┌─ Provided records
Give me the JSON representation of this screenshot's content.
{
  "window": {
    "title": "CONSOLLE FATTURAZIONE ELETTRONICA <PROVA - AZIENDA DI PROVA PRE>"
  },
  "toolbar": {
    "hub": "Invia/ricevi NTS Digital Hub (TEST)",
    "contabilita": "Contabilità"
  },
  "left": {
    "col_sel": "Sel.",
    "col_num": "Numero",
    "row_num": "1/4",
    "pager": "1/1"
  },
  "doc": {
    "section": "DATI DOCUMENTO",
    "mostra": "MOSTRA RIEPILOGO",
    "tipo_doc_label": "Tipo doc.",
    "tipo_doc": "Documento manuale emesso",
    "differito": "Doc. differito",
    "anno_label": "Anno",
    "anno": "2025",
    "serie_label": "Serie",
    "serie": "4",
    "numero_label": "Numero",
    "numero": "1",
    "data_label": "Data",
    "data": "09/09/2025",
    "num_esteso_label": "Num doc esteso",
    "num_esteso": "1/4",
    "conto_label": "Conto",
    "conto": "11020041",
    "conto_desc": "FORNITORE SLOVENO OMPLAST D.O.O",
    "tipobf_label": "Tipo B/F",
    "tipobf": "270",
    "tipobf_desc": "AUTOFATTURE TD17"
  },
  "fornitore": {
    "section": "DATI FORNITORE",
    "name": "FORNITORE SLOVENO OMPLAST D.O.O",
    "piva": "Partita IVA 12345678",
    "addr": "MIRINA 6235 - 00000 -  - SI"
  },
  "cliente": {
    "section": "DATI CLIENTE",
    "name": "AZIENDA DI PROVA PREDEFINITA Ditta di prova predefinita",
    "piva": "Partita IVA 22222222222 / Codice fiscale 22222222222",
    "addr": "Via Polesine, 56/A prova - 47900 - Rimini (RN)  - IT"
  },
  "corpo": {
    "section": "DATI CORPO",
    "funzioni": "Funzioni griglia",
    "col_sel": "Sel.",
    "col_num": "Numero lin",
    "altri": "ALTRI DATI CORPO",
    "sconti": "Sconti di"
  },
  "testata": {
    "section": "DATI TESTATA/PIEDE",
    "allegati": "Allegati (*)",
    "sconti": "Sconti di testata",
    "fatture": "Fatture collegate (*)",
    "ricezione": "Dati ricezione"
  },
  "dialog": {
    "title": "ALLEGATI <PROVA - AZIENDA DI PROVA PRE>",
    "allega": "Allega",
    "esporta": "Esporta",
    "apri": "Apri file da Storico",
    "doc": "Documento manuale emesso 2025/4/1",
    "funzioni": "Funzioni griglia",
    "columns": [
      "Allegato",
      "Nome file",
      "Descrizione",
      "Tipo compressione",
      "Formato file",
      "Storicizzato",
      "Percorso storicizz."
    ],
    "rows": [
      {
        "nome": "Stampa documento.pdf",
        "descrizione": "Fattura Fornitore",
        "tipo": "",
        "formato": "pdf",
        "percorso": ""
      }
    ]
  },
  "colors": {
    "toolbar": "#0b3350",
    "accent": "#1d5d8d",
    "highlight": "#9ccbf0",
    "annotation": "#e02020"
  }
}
└─
**Aim of the task:**
Go through the lines above. Select every one that has the string "sconti".

**The answer:**
    "sconti": "Sconti di"
    "sconti": "Sconti di testata",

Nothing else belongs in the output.